┌──

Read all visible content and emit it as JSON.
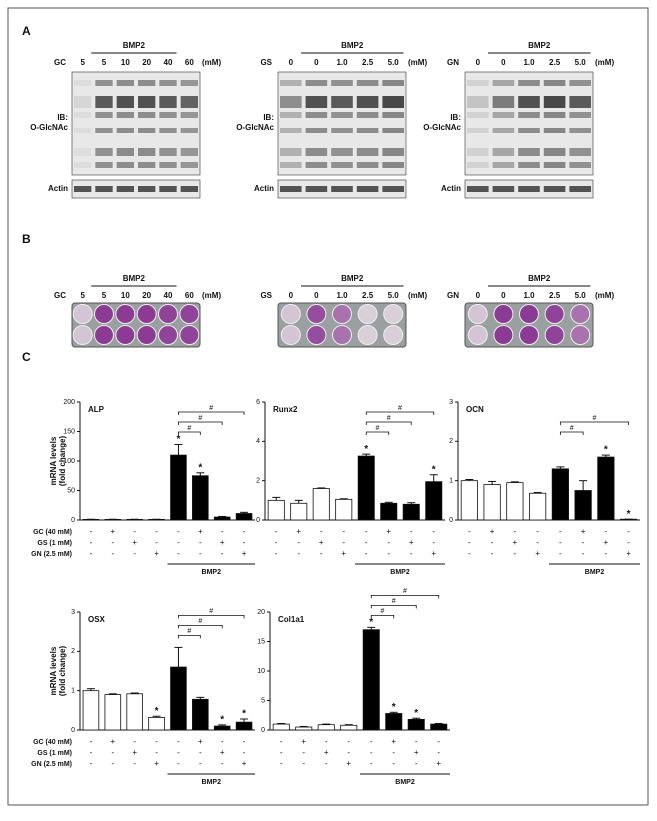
{
  "panel_labels": [
    "A",
    "B",
    "C"
  ],
  "blots": [
    {
      "agent": "GC",
      "bmp": "BMP2",
      "doses": [
        "5",
        "5",
        "10",
        "20",
        "40",
        "60"
      ],
      "unit": "(mM)",
      "ib": "IB:",
      "target": "O-GlcNAc",
      "loading": "Actin"
    },
    {
      "agent": "GS",
      "bmp": "BMP2",
      "doses": [
        "0",
        "0",
        "1.0",
        "2.5",
        "5.0"
      ],
      "unit": "(mM)",
      "ib": "IB:",
      "target": "O-GlcNAc",
      "loading": "Actin"
    },
    {
      "agent": "GN",
      "bmp": "BMP2",
      "doses": [
        "0",
        "0",
        "1.0",
        "2.5",
        "5.0"
      ],
      "unit": "(mM)",
      "ib": "IB:",
      "target": "O-GlcNAc",
      "loading": "Actin"
    }
  ],
  "plates": [
    {
      "agent": "GC",
      "bmp": "BMP2",
      "doses": [
        "5",
        "5",
        "10",
        "20",
        "40",
        "60"
      ],
      "unit": "(mM)"
    },
    {
      "agent": "GS",
      "bmp": "BMP2",
      "doses": [
        "0",
        "0",
        "1.0",
        "2.5",
        "5.0"
      ],
      "unit": "(mM)"
    },
    {
      "agent": "GN",
      "bmp": "BMP2",
      "doses": [
        "0",
        "0",
        "1.0",
        "2.5",
        "5.0"
      ],
      "unit": "(mM)"
    }
  ],
  "treatments": {
    "names": [
      "GC (40 mM)",
      "GS (1 mM)",
      "GN (2.5 mM)"
    ],
    "signs": [
      [
        "-",
        "+",
        "-",
        "-",
        "-",
        "+",
        "-",
        "-"
      ],
      [
        "-",
        "-",
        "+",
        "-",
        "-",
        "-",
        "+",
        "-"
      ],
      [
        "-",
        "-",
        "-",
        "+",
        "-",
        "-",
        "-",
        "+"
      ]
    ],
    "group": "BMP2"
  },
  "chart_data": [
    {
      "type": "bar",
      "title": "ALP",
      "ylabel": [
        "mRNA levels",
        "(fold change)"
      ],
      "values": [
        1,
        1,
        1,
        1,
        110,
        75,
        5,
        11
      ],
      "errors": [
        0.3,
        0.3,
        0.3,
        0.3,
        18,
        5,
        1,
        2
      ],
      "colors": [
        "#ffffff",
        "#ffffff",
        "#ffffff",
        "#ffffff",
        "#000000",
        "#000000",
        "#000000",
        "#000000"
      ],
      "ylim": [
        0,
        200
      ],
      "yticks": [
        0,
        50,
        100,
        150,
        200
      ],
      "stars": [
        4,
        5
      ],
      "star_label": "*",
      "brackets": [
        {
          "to": 5,
          "label": "#"
        },
        {
          "to": 6,
          "label": "#"
        },
        {
          "to": 7,
          "label": "#"
        }
      ]
    },
    {
      "type": "bar",
      "title": "Runx2",
      "values": [
        1.0,
        0.85,
        1.6,
        1.05,
        3.25,
        0.85,
        0.8,
        1.95
      ],
      "errors": [
        0.15,
        0.15,
        0.03,
        0.03,
        0.1,
        0.05,
        0.08,
        0.35
      ],
      "colors": [
        "#ffffff",
        "#ffffff",
        "#ffffff",
        "#ffffff",
        "#000000",
        "#000000",
        "#000000",
        "#000000"
      ],
      "ylim": [
        0,
        6
      ],
      "yticks": [
        0,
        2,
        4,
        6
      ],
      "stars": [
        4,
        7
      ],
      "star_label": "*",
      "brackets": [
        {
          "to": 5,
          "label": "#"
        },
        {
          "to": 6,
          "label": "#"
        },
        {
          "to": 7,
          "label": "#"
        }
      ]
    },
    {
      "type": "bar",
      "title": "OCN",
      "values": [
        1.0,
        0.9,
        0.95,
        0.68,
        1.3,
        0.75,
        1.6,
        0.02
      ],
      "errors": [
        0.03,
        0.08,
        0.02,
        0.02,
        0.05,
        0.25,
        0.05,
        0
      ],
      "colors": [
        "#ffffff",
        "#ffffff",
        "#ffffff",
        "#ffffff",
        "#000000",
        "#000000",
        "#000000",
        "#000000"
      ],
      "ylim": [
        0,
        3
      ],
      "yticks": [
        0,
        1,
        2,
        3
      ],
      "stars": [
        6,
        7
      ],
      "star_label": "*",
      "brackets": [
        {
          "to": 5,
          "label": "#"
        },
        {
          "to": 7,
          "label": "#"
        }
      ]
    },
    {
      "type": "bar",
      "title": "OSX",
      "ylabel": [
        "mRNA levels",
        "(fold change)"
      ],
      "values": [
        1.0,
        0.9,
        0.92,
        0.32,
        1.6,
        0.78,
        0.1,
        0.2
      ],
      "errors": [
        0.05,
        0.02,
        0.02,
        0.03,
        0.5,
        0.05,
        0.03,
        0.08
      ],
      "colors": [
        "#ffffff",
        "#ffffff",
        "#ffffff",
        "#ffffff",
        "#000000",
        "#000000",
        "#000000",
        "#000000"
      ],
      "ylim": [
        0,
        3
      ],
      "yticks": [
        0,
        1,
        2,
        3
      ],
      "stars": [
        3,
        6,
        7
      ],
      "star_label": "*",
      "brackets": [
        {
          "to": 5,
          "label": "#"
        },
        {
          "to": 6,
          "label": "#"
        },
        {
          "to": 7,
          "label": "#"
        }
      ]
    },
    {
      "type": "bar",
      "title": "Col1a1",
      "values": [
        1,
        0.5,
        0.9,
        0.8,
        17,
        2.8,
        1.8,
        1
      ],
      "errors": [
        0.1,
        0.1,
        0.1,
        0.1,
        0.4,
        0.2,
        0.2,
        0.1
      ],
      "colors": [
        "#ffffff",
        "#ffffff",
        "#ffffff",
        "#ffffff",
        "#000000",
        "#000000",
        "#000000",
        "#000000"
      ],
      "ylim": [
        0,
        20
      ],
      "yticks": [
        0,
        5,
        10,
        15,
        20
      ],
      "stars": [
        4,
        5,
        6
      ],
      "star_label": "*",
      "brackets": [
        {
          "to": 5,
          "label": "#"
        },
        {
          "to": 6,
          "label": "#"
        },
        {
          "to": 7,
          "label": "#"
        }
      ]
    }
  ]
}
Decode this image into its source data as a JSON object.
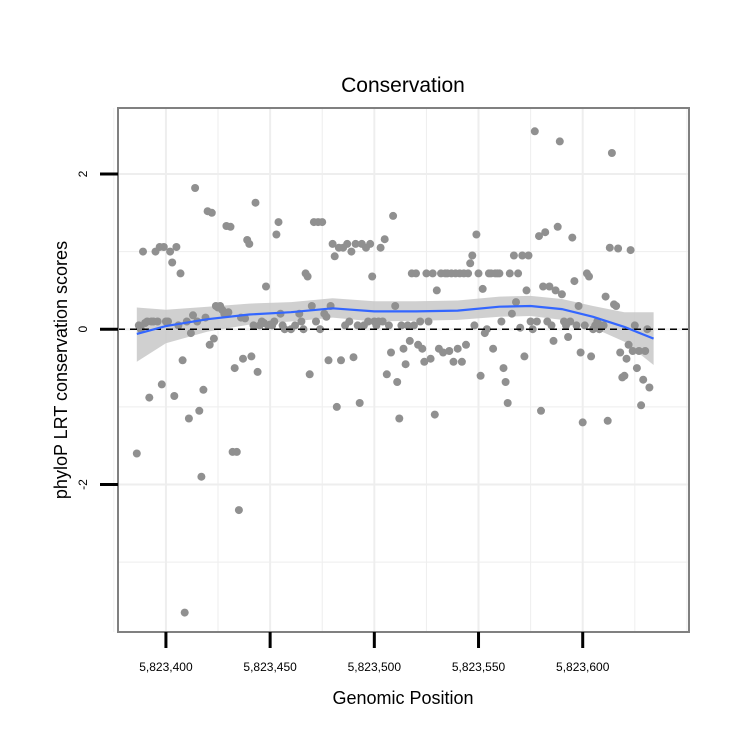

└──

Only the pictures are to be dropped; all other material above must be repeated exactly.

Read all visible content and emit it as JSON.
{
  "panel_labels": [
    "A",
    "B",
    "C"
  ],
  "blots": [
    {
      "agent": "GC",
      "bmp": "BMP2",
      "doses": [
        "5",
        "5",
        "10",
        "20",
        "40",
        "60"
      ],
      "unit": "(mM)",
      "ib": "IB:",
      "target": "O-GlcNAc",
      "loading": "Actin"
    },
    {
      "agent": "GS",
      "bmp": "BMP2",
      "doses": [
        "0",
        "0",
        "1.0",
        "2.5",
        "5.0"
      ],
      "unit": "(mM)",
      "ib": "IB:",
      "target": "O-GlcNAc",
      "loading": "Actin"
    },
    {
      "agent": "GN",
      "bmp": "BMP2",
      "doses": [
        "0",
        "0",
        "1.0",
        "2.5",
        "5.0"
      ],
      "unit": "(mM)",
      "ib": "IB:",
      "target": "O-GlcNAc",
      "loading": "Actin"
    }
  ],
  "plates": [
    {
      "agent": "GC",
      "bmp": "BMP2",
      "doses": [
        "5",
        "5",
        "10",
        "20",
        "40",
        "60"
      ],
      "unit": "(mM)"
    },
    {
      "agent": "GS",
      "bmp": "BMP2",
      "doses": [
        "0",
        "0",
        "1.0",
        "2.5",
        "5.0"
      ],
      "unit": "(mM)"
    },
    {
      "agent": "GN",
      "bmp": "BMP2",
      "doses": [
        "0",
        "0",
        "1.0",
        "2.5",
        "5.0"
      ],
      "unit": "(mM)"
    }
  ],
  "treatments": {
    "names": [
      "GC (40 mM)",
      "GS (1 mM)",
      "GN (2.5 mM)"
    ],
    "signs": [
      [
        "-",
        "+",
        "-",
        "-",
        "-",
        "+",
        "-",
        "-"
      ],
      [
        "-",
        "-",
        "+",
        "-",
        "-",
        "-",
        "+",
        "-"
      ],
      [
        "-",
        "-",
        "-",
        "+",
        "-",
        "-",
        "-",
        "+"
      ]
    ],
    "group": "BMP2"
  },
  "chart_data": [
    {
      "type": "bar",
      "title": "ALP",
      "ylabel": [
        "mRNA levels",
        "(fold change)"
      ],
      "values": [
        1,
        1,
        1,
        1,
        110,
        75,
        5,
        11
      ],
      "errors": [
        0.3,
        0.3,
        0.3,
        0.3,
        18,
        5,
        1,
        2
      ],
      "colors": [
        "#ffffff",
        "#ffffff",
        "#ffffff",
        "#ffffff",
        "#000000",
        "#000000",
        "#000000",
        "#000000"
      ],
      "ylim": [
        0,
        200
      ],
      "yticks": [
        0,
        50,
        100,
        150,
        200
      ],
      "stars": [
        4,
        5
      ],
      "star_label": "*",
      "brackets": [
        {
          "to": 5,
          "label": "#"
        },
        {
          "to": 6,
          "label": "#"
        },
        {
          "to": 7,
          "label": "#"
        }
      ]
    },
    {
      "type": "bar",
      "title": "Runx2",
      "values": [
        1.0,
        0.85,
        1.6,
        1.05,
        3.25,
        0.85,
        0.8,
        1.95
      ],
      "errors": [
        0.15,
        0.15,
        0.03,
        0.03,
        0.1,
        0.05,
        0.08,
        0.35
      ],
      "colors": [
        "#ffffff",
        "#ffffff",
        "#ffffff",
        "#ffffff",
        "#000000",
        "#000000",
        "#000000",
        "#000000"
      ],
      "ylim": [
        0,
        6
      ],
      "yticks": [
        0,
        2,
        4,
        6
      ],
      "stars": [
        4,
        7
      ],
      "star_label": "*",
      "brackets": [
        {
          "to": 5,
          "label": "#"
        },
        {
          "to": 6,
          "label": "#"
        },
        {
          "to": 7,
          "label": "#"
        }
      ]
    },
    {
      "type": "bar",
      "title": "OCN",
      "values": [
        1.0,
        0.9,
        0.95,
        0.68,
        1.3,
        0.75,
        1.6,
        0.02
      ],
      "errors": [
        0.03,
        0.08,
        0.02,
        0.02,
        0.05,
        0.25,
        0.05,
        0
      ],
      "colors": [
        "#ffffff",
        "#ffffff",
        "#ffffff",
        "#ffffff",
        "#000000",
        "#000000",
        "#000000",
        "#000000"
      ],
      "ylim": [
        0,
        3
      ],
      "yticks": [
        0,
        1,
        2,
        3
      ],
      "stars": [
        6,
        7
      ],
      "star_label": "*",
      "brackets": [
        {
          "to": 5,
          "label": "#"
        },
        {
          "to": 7,
          "label": "#"
        }
      ]
    },
    {
      "type": "bar",
      "title": "OSX",
      "ylabel": [
        "mRNA levels",
        "(fold change)"
      ],
      "values": [
        1.0,
        0.9,
        0.92,
        0.32,
        1.6,
        0.78,
        0.1,
        0.2
      ],
      "errors": [
        0.05,
        0.02,
        0.02,
        0.03,
        0.5,
        0.05,
        0.03,
        0.08
      ],
      "colors": [
        "#ffffff",
        "#ffffff",
        "#ffffff",
        "#ffffff",
        "#000000",
        "#000000",
        "#000000",
        "#000000"
      ],
      "ylim": [
        0,
        3
      ],
      "yticks": [
        0,
        1,
        2,
        3
      ],
      "stars": [
        3,
        6,
        7
      ],
      "star_label": "*",
      "brackets": [
        {
          "to": 5,
          "label": "#"
        },
        {
          "to": 6,
          "label": "#"
        },
        {
          "to": 7,
          "label": "#"
        }
      ]
    },
    {
      "type": "bar",
      "title": "Col1a1",
      "values": [
        1,
        0.5,
        0.9,
        0.8,
        17,
        2.8,
        1.8,
        1
      ],
      "errors": [
        0.1,
        0.1,
        0.1,
        0.1,
        0.4,
        0.2,
        0.2,
        0.1
      ],
      "colors": [
        "#ffffff",
        "#ffffff",
        "#ffffff",
        "#ffffff",
        "#000000",
        "#000000",
        "#000000",
        "#000000"
      ],
      "ylim": [
        0,
        20
      ],
      "yticks": [
        0,
        5,
        10,
        15,
        20
      ],
      "stars": [
        4,
        5,
        6
      ],
      "star_label": "*",
      "brackets": [
        {
          "to": 5,
          "label": "#"
        },
        {
          "to": 6,
          "label": "#"
        },
        {
          "to": 7,
          "label": "#"
        }
      ]
    }
  ]
}
Decode this image into its source data as a JSON object.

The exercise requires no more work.